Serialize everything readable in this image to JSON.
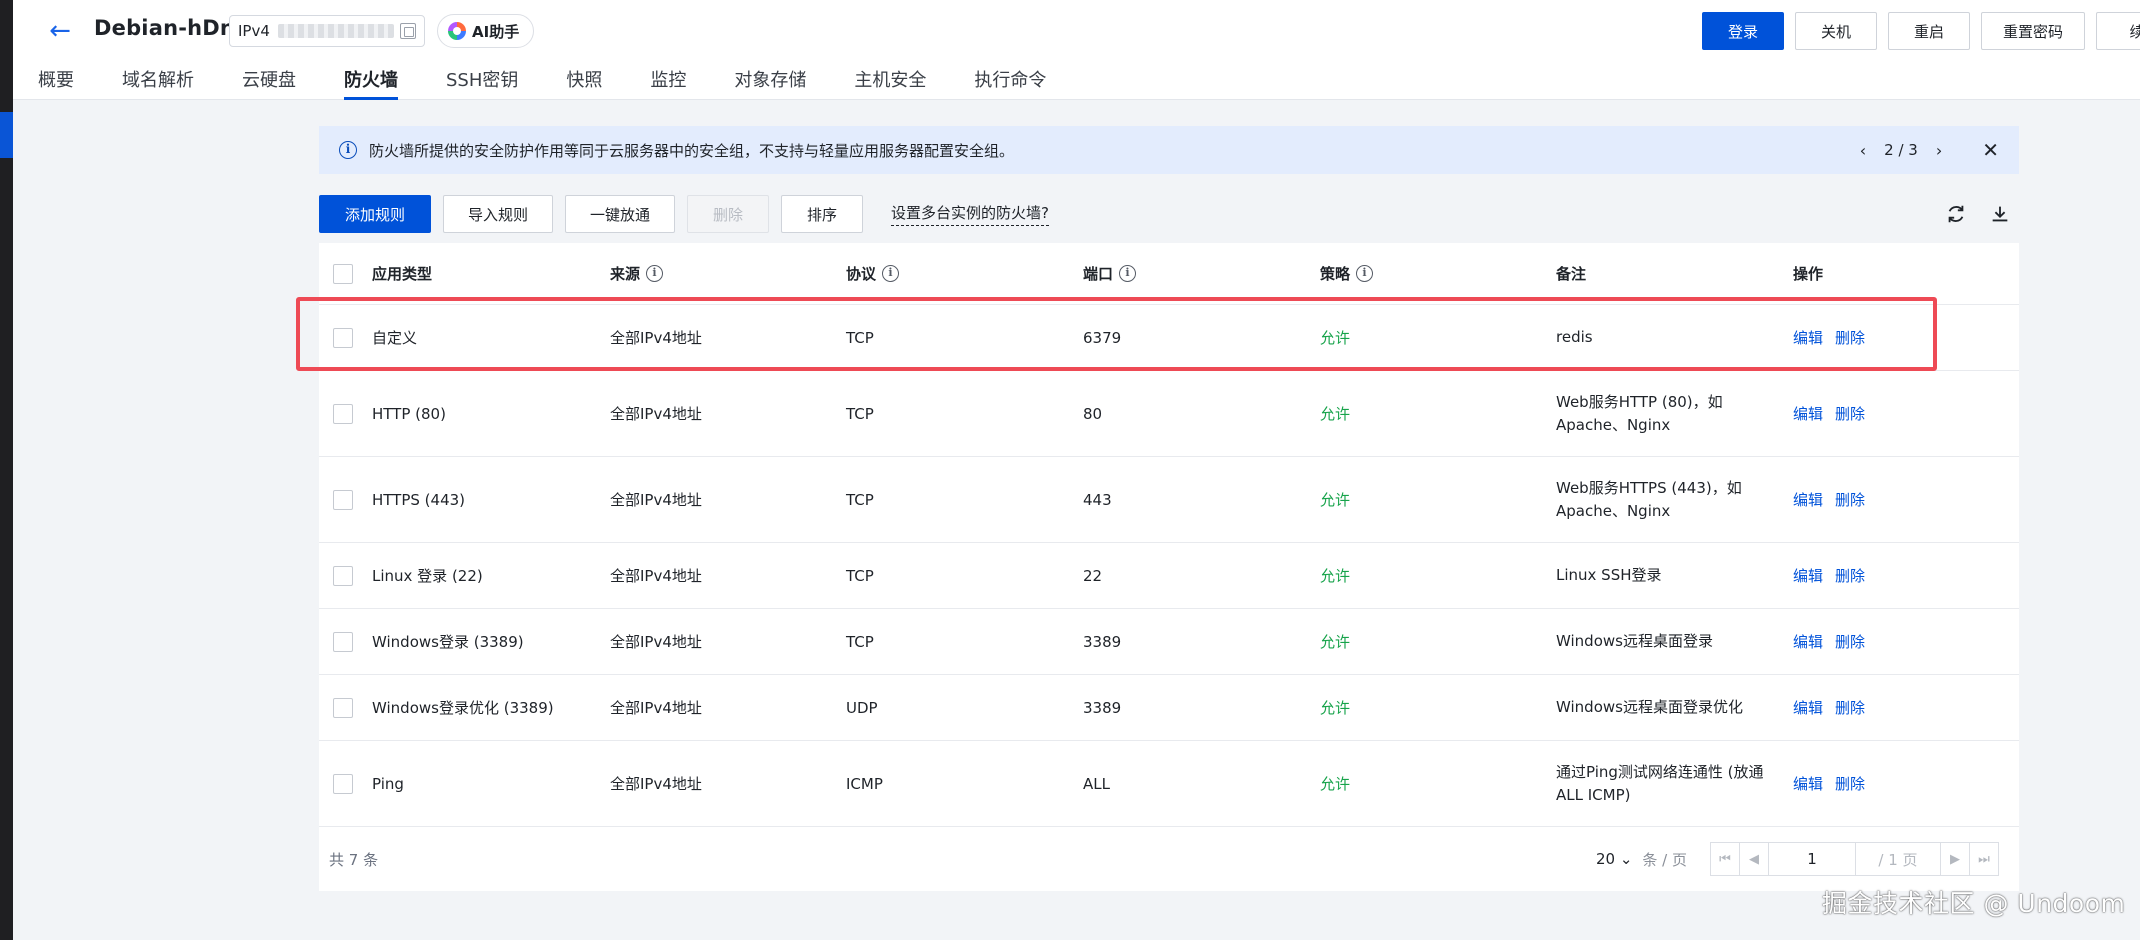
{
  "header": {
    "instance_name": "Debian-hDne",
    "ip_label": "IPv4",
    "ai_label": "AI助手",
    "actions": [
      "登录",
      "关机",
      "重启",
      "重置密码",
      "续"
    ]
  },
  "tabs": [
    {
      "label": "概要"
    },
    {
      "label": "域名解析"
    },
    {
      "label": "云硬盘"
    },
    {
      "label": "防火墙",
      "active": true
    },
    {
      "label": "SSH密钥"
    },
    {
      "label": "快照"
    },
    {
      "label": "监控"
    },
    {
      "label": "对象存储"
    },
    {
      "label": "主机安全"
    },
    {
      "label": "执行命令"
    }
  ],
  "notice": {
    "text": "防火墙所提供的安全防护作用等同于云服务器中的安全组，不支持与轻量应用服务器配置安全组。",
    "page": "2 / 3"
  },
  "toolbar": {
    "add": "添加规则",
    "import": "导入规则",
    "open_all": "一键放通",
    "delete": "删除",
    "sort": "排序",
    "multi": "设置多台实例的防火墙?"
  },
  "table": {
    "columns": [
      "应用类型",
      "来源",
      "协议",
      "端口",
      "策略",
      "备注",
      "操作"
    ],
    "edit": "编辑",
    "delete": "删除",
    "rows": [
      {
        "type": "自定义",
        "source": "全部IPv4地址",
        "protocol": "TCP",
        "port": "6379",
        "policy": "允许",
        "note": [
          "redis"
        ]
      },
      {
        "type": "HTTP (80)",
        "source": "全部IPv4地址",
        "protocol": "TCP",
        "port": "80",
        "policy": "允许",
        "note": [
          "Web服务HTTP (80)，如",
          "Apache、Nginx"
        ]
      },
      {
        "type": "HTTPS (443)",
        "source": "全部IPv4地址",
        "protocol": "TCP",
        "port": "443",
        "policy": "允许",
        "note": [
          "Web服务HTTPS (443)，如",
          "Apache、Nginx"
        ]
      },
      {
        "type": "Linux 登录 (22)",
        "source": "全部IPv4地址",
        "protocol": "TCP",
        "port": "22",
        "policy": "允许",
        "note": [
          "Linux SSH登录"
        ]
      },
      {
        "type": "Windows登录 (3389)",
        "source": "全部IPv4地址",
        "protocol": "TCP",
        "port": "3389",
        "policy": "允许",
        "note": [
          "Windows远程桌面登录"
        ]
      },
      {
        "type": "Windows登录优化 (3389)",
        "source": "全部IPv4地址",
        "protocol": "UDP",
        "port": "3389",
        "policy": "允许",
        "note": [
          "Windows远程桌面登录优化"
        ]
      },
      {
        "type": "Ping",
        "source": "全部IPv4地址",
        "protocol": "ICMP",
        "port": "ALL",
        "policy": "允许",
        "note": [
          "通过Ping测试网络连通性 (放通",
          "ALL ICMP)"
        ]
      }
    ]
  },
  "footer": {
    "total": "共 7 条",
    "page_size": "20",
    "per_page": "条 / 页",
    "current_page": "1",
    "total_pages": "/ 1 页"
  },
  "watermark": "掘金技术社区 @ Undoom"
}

> **Given exercise**
Omit the pictures and give the material again, exactly and in full.

> **Task answer**
Serialize everything readable in this image to JSON.
{
  "header": {
    "instance_name": "Debian-hDne",
    "ip_label": "IPv4",
    "ai_label": "AI助手",
    "actions": [
      "登录",
      "关机",
      "重启",
      "重置密码",
      "续"
    ]
  },
  "tabs": [
    {
      "label": "概要"
    },
    {
      "label": "域名解析"
    },
    {
      "label": "云硬盘"
    },
    {
      "label": "防火墙",
      "active": true
    },
    {
      "label": "SSH密钥"
    },
    {
      "label": "快照"
    },
    {
      "label": "监控"
    },
    {
      "label": "对象存储"
    },
    {
      "label": "主机安全"
    },
    {
      "label": "执行命令"
    }
  ],
  "notice": {
    "text": "防火墙所提供的安全防护作用等同于云服务器中的安全组，不支持与轻量应用服务器配置安全组。",
    "page": "2 / 3"
  },
  "toolbar": {
    "add": "添加规则",
    "import": "导入规则",
    "open_all": "一键放通",
    "delete": "删除",
    "sort": "排序",
    "multi": "设置多台实例的防火墙?"
  },
  "table": {
    "columns": [
      "应用类型",
      "来源",
      "协议",
      "端口",
      "策略",
      "备注",
      "操作"
    ],
    "edit": "编辑",
    "delete": "删除",
    "rows": [
      {
        "type": "自定义",
        "source": "全部IPv4地址",
        "protocol": "TCP",
        "port": "6379",
        "policy": "允许",
        "note": [
          "redis"
        ]
      },
      {
        "type": "HTTP (80)",
        "source": "全部IPv4地址",
        "protocol": "TCP",
        "port": "80",
        "policy": "允许",
        "note": [
          "Web服务HTTP (80)，如",
          "Apache、Nginx"
        ]
      },
      {
        "type": "HTTPS (443)",
        "source": "全部IPv4地址",
        "protocol": "TCP",
        "port": "443",
        "policy": "允许",
        "note": [
          "Web服务HTTPS (443)，如",
          "Apache、Nginx"
        ]
      },
      {
        "type": "Linux 登录 (22)",
        "source": "全部IPv4地址",
        "protocol": "TCP",
        "port": "22",
        "policy": "允许",
        "note": [
          "Linux SSH登录"
        ]
      },
      {
        "type": "Windows登录 (3389)",
        "source": "全部IPv4地址",
        "protocol": "TCP",
        "port": "3389",
        "policy": "允许",
        "note": [
          "Windows远程桌面登录"
        ]
      },
      {
        "type": "Windows登录优化 (3389)",
        "source": "全部IPv4地址",
        "protocol": "UDP",
        "port": "3389",
        "policy": "允许",
        "note": [
          "Windows远程桌面登录优化"
        ]
      },
      {
        "type": "Ping",
        "source": "全部IPv4地址",
        "protocol": "ICMP",
        "port": "ALL",
        "policy": "允许",
        "note": [
          "通过Ping测试网络连通性 (放通",
          "ALL ICMP)"
        ]
      }
    ]
  },
  "footer": {
    "total": "共 7 条",
    "page_size": "20",
    "per_page": "条 / 页",
    "current_page": "1",
    "total_pages": "/ 1 页"
  },
  "watermark": "掘金技术社区 @ Undoom"
}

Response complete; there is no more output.